# PROBLEM REQUIREMENTS
In full and without alteration, give the listing again.

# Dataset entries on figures
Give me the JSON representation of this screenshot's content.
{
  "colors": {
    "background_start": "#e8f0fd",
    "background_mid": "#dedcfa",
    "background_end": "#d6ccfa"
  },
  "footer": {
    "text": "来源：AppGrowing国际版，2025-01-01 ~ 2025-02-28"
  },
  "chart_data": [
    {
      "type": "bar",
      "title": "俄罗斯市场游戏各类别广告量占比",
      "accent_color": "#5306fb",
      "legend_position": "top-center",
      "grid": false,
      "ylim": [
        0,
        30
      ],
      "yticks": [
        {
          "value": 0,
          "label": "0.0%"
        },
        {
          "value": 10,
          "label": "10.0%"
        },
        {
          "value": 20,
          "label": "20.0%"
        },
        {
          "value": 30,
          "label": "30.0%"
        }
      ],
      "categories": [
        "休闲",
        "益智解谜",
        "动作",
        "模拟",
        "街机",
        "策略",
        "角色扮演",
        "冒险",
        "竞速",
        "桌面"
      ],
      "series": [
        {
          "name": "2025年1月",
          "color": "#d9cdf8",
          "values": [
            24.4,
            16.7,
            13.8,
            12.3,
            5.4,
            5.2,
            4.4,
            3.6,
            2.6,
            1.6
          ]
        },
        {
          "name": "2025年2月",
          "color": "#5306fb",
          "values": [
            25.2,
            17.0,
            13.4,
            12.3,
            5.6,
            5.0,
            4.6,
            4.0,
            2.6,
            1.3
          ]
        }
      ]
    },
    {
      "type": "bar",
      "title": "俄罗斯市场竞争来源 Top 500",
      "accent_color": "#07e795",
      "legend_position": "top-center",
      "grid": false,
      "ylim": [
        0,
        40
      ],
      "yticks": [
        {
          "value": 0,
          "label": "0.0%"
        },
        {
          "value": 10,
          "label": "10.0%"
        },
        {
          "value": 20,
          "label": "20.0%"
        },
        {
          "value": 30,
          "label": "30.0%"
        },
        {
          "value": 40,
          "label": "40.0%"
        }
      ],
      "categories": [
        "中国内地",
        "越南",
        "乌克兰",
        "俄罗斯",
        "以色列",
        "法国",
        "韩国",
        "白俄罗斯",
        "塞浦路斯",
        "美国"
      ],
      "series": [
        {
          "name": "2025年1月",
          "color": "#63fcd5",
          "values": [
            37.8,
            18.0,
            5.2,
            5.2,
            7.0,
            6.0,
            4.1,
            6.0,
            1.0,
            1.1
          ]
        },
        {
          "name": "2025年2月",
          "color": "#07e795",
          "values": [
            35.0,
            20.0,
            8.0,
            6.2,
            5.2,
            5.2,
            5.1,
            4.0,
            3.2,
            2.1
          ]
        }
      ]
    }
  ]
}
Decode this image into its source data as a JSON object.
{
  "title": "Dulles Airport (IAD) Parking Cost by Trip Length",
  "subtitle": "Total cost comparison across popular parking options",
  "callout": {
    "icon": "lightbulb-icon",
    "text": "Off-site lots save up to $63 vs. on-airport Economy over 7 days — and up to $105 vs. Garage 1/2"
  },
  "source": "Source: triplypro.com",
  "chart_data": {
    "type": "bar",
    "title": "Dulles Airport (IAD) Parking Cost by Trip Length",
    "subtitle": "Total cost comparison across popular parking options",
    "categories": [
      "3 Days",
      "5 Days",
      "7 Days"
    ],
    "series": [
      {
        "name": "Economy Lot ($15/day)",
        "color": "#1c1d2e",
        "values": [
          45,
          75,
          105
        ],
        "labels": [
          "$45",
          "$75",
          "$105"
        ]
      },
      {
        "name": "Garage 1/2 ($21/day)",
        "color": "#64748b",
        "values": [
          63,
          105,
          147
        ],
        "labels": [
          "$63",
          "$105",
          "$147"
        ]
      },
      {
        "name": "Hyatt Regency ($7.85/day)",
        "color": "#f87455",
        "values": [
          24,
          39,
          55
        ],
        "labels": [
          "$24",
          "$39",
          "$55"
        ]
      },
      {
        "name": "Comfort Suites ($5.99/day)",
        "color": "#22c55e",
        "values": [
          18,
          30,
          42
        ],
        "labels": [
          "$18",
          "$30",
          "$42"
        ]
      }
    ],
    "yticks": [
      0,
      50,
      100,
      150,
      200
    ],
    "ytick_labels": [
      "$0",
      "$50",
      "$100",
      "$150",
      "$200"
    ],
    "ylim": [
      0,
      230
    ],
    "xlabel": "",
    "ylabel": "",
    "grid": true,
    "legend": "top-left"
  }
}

# WRITTEN SOLUTION
Give me the JSON representation of this screenshot's content.
{
  "colors": {
    "background_start": "#e8f0fd",
    "background_mid": "#dedcfa",
    "background_end": "#d6ccfa"
  },
  "footer": {
    "text": "来源：AppGrowing国际版，2025-01-01 ~ 2025-02-28"
  },
  "chart_data": [
    {
      "type": "bar",
      "title": "俄罗斯市场游戏各类别广告量占比",
      "accent_color": "#5306fb",
      "legend_position": "top-center",
      "grid": false,
      "ylim": [
        0,
        30
      ],
      "yticks": [
        {
          "value": 0,
          "label": "0.0%"
        },
        {
          "value": 10,
          "label": "10.0%"
        },
        {
          "value": 20,
          "label": "20.0%"
        },
        {
          "value": 30,
          "label": "30.0%"
        }
      ],
      "categories": [
        "休闲",
        "益智解谜",
        "动作",
        "模拟",
        "街机",
        "策略",
        "角色扮演",
        "冒险",
        "竞速",
        "桌面"
      ],
      "series": [
        {
          "name": "2025年1月",
          "color": "#d9cdf8",
          "values": [
            24.4,
            16.7,
            13.8,
            12.3,
            5.4,
            5.2,
            4.4,
            3.6,
            2.6,
            1.6
          ]
        },
        {
          "name": "2025年2月",
          "color": "#5306fb",
          "values": [
            25.2,
            17.0,
            13.4,
            12.3,
            5.6,
            5.0,
            4.6,
            4.0,
            2.6,
            1.3
          ]
        }
      ]
    },
    {
      "type": "bar",
      "title": "俄罗斯市场竞争来源 Top 500",
      "accent_color": "#07e795",
      "legend_position": "top-center",
      "grid": false,
      "ylim": [
        0,
        40
      ],
      "yticks": [
        {
          "value": 0,
          "label": "0.0%"
        },
        {
          "value": 10,
          "label": "10.0%"
        },
        {
          "value": 20,
          "label": "20.0%"
        },
        {
          "value": 30,
          "label": "30.0%"
        },
        {
          "value": 40,
          "label": "40.0%"
        }
      ],
      "categories": [
        "中国内地",
        "越南",
        "乌克兰",
        "俄罗斯",
        "以色列",
        "法国",
        "韩国",
        "白俄罗斯",
        "塞浦路斯",
        "美国"
      ],
      "series": [
        {
          "name": "2025年1月",
          "color": "#63fcd5",
          "values": [
            37.8,
            18.0,
            5.2,
            5.2,
            7.0,
            6.0,
            4.1,
            6.0,
            1.0,
            1.1
          ]
        },
        {
          "name": "2025年2月",
          "color": "#07e795",
          "values": [
            35.0,
            20.0,
            8.0,
            6.2,
            5.2,
            5.2,
            5.1,
            4.0,
            3.2,
            2.1
          ]
        }
      ]
    }
  ]
}
Decode this image into its source data as a JSON object.
{
  "title": "Dulles Airport (IAD) Parking Cost by Trip Length",
  "subtitle": "Total cost comparison across popular parking options",
  "callout": {
    "icon": "lightbulb-icon",
    "text": "Off-site lots save up to $63 vs. on-airport Economy over 7 days — and up to $105 vs. Garage 1/2"
  },
  "source": "Source: triplypro.com",
  "chart_data": {
    "type": "bar",
    "title": "Dulles Airport (IAD) Parking Cost by Trip Length",
    "subtitle": "Total cost comparison across popular parking options",
    "categories": [
      "3 Days",
      "5 Days",
      "7 Days"
    ],
    "series": [
      {
        "name": "Economy Lot ($15/day)",
        "color": "#1c1d2e",
        "values": [
          45,
          75,
          105
        ],
        "labels": [
          "$45",
          "$75",
          "$105"
        ]
      },
      {
        "name": "Garage 1/2 ($21/day)",
        "color": "#64748b",
        "values": [
          63,
          105,
          147
        ],
        "labels": [
          "$63",
          "$105",
          "$147"
        ]
      },
      {
        "name": "Hyatt Regency ($7.85/day)",
        "color": "#f87455",
        "values": [
          24,
          39,
          55
        ],
        "labels": [
          "$24",
          "$39",
          "$55"
        ]
      },
      {
        "name": "Comfort Suites ($5.99/day)",
        "color": "#22c55e",
        "values": [
          18,
          30,
          42
        ],
        "labels": [
          "$18",
          "$30",
          "$42"
        ]
      }
    ],
    "yticks": [
      0,
      50,
      100,
      150,
      200
    ],
    "ytick_labels": [
      "$0",
      "$50",
      "$100",
      "$150",
      "$200"
    ],
    "ylim": [
      0,
      230
    ],
    "xlabel": "",
    "ylabel": "",
    "grid": true,
    "legend": "top-left"
  }
}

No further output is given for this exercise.